List all the lines in these records that hold "people".
---
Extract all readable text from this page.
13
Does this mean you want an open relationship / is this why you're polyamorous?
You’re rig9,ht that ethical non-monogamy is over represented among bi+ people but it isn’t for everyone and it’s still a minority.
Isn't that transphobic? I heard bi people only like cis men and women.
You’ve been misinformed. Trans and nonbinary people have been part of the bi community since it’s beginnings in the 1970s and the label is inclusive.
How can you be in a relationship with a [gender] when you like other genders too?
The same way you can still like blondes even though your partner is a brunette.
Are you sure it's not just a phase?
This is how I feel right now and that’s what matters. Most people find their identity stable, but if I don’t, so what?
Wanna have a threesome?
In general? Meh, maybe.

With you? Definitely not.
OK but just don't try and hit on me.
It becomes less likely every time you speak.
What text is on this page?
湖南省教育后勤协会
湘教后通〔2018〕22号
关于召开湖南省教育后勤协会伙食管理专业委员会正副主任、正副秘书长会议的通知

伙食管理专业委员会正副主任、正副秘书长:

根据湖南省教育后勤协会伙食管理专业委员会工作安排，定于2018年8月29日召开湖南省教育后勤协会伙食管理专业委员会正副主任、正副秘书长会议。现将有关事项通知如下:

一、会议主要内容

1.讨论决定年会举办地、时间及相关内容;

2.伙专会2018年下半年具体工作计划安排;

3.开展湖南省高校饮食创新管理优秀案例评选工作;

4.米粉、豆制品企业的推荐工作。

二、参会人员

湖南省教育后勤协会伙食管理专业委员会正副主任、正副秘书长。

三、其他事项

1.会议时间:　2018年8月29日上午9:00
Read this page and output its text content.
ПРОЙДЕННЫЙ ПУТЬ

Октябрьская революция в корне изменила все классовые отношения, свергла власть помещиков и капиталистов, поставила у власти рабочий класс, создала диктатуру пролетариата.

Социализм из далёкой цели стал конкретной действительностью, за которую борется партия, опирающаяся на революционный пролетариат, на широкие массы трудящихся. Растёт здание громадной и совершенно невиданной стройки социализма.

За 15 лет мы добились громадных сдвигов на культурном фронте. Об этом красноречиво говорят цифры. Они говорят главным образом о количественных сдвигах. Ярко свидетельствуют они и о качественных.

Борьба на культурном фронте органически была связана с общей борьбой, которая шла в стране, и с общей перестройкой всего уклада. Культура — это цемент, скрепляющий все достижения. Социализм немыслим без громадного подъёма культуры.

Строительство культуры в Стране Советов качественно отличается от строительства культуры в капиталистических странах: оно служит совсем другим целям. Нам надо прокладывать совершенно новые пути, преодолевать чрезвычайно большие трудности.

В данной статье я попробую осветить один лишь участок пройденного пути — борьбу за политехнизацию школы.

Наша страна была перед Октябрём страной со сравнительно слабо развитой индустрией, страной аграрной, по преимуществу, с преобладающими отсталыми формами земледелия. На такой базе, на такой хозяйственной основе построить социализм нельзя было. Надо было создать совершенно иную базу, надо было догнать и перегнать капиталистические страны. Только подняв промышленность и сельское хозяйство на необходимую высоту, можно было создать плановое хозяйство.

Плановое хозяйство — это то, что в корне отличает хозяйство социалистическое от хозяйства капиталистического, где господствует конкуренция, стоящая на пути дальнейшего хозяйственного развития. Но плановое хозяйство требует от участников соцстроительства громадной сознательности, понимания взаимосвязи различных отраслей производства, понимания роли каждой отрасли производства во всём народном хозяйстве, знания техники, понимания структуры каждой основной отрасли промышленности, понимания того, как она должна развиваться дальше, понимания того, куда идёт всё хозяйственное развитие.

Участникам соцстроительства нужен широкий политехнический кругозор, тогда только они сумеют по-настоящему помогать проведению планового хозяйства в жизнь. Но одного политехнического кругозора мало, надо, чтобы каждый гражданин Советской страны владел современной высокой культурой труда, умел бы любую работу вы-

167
---
● **SOLUTION FOR THIS PROBLEM**
You’re rig9,ht that ethical non-monogamy is over represented among bi+ people but it isn’t for everyone and it’s still a minority.
Isn't that transphobic? I heard bi people only like cis men and women.
You’ve been misinformed. Trans and nonbinary people have been part of the bi community since it’s beginnings in the 1970s and the label is inclusive.
This is how I feel right now and that’s what matters. Most people find their identity stable, but if I don’t, so what?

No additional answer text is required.